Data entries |
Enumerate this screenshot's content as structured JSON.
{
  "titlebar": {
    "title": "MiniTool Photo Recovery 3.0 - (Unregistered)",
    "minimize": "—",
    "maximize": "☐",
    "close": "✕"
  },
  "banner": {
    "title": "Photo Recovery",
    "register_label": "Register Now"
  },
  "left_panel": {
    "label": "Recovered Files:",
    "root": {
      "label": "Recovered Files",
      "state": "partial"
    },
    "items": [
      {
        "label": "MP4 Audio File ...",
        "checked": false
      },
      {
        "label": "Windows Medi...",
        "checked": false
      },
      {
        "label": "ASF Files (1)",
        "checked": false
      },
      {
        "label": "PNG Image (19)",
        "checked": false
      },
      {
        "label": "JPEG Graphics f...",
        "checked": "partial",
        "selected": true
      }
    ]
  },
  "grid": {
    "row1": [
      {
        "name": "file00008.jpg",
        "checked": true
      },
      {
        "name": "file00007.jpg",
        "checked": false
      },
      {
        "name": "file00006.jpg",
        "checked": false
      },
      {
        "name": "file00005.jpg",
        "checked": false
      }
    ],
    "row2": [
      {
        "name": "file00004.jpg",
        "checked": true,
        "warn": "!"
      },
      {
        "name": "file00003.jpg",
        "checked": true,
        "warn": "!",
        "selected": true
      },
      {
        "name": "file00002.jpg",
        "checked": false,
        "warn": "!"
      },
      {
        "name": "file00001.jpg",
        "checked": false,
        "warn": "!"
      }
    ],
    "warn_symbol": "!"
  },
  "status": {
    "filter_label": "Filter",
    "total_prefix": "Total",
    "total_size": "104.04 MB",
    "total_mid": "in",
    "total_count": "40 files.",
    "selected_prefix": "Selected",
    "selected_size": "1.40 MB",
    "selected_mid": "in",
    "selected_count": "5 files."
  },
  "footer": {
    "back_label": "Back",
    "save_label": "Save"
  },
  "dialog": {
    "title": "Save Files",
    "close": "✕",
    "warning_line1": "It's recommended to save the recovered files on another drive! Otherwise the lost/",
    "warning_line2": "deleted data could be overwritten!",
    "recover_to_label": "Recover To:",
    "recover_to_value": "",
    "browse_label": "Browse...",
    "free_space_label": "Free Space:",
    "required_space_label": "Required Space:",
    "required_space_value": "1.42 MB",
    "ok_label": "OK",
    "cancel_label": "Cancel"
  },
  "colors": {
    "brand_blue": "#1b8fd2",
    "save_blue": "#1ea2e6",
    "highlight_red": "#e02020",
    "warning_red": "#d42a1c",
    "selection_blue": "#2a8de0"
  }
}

Your goal | Print the complete listing again, exactly as it stands.

Answer below |
Enumerate this screenshot's content as structured JSON.
{
  "titlebar": {
    "title": "MiniTool Photo Recovery 3.0 - (Unregistered)",
    "minimize": "—",
    "maximize": "☐",
    "close": "✕"
  },
  "banner": {
    "title": "Photo Recovery",
    "register_label": "Register Now"
  },
  "left_panel": {
    "label": "Recovered Files:",
    "root": {
      "label": "Recovered Files",
      "state": "partial"
    },
    "items": [
      {
        "label": "MP4 Audio File ...",
        "checked": false
      },
      {
        "label": "Windows Medi...",
        "checked": false
      },
      {
        "label": "ASF Files (1)",
        "checked": false
      },
      {
        "label": "PNG Image (19)",
        "checked": false
      },
      {
        "label": "JPEG Graphics f...",
        "checked": "partial",
        "selected": true
      }
    ]
  },
  "grid": {
    "row1": [
      {
        "name": "file00008.jpg",
        "checked": true
      },
      {
        "name": "file00007.jpg",
        "checked": false
      },
      {
        "name": "file00006.jpg",
        "checked": false
      },
      {
        "name": "file00005.jpg",
        "checked": false
      }
    ],
    "row2": [
      {
        "name": "file00004.jpg",
        "checked": true,
        "warn": "!"
      },
      {
        "name": "file00003.jpg",
        "checked": true,
        "warn": "!",
        "selected": true
      },
      {
        "name": "file00002.jpg",
        "checked": false,
        "warn": "!"
      },
      {
        "name": "file00001.jpg",
        "checked": false,
        "warn": "!"
      }
    ],
    "warn_symbol": "!"
  },
  "status": {
    "filter_label": "Filter",
    "total_prefix": "Total",
    "total_size": "104.04 MB",
    "total_mid": "in",
    "total_count": "40 files.",
    "selected_prefix": "Selected",
    "selected_size": "1.40 MB",
    "selected_mid": "in",
    "selected_count": "5 files."
  },
  "footer": {
    "back_label": "Back",
    "save_label": "Save"
  },
  "dialog": {
    "title": "Save Files",
    "close": "✕",
    "warning_line1": "It's recommended to save the recovered files on another drive! Otherwise the lost/",
    "warning_line2": "deleted data could be overwritten!",
    "recover_to_label": "Recover To:",
    "recover_to_value": "",
    "browse_label": "Browse...",
    "free_space_label": "Free Space:",
    "required_space_label": "Required Space:",
    "required_space_value": "1.42 MB",
    "ok_label": "OK",
    "cancel_label": "Cancel"
  },
  "colors": {
    "brand_blue": "#1b8fd2",
    "save_blue": "#1ea2e6",
    "highlight_red": "#e02020",
    "warning_red": "#d42a1c",
    "selection_blue": "#2a8de0"
  }
}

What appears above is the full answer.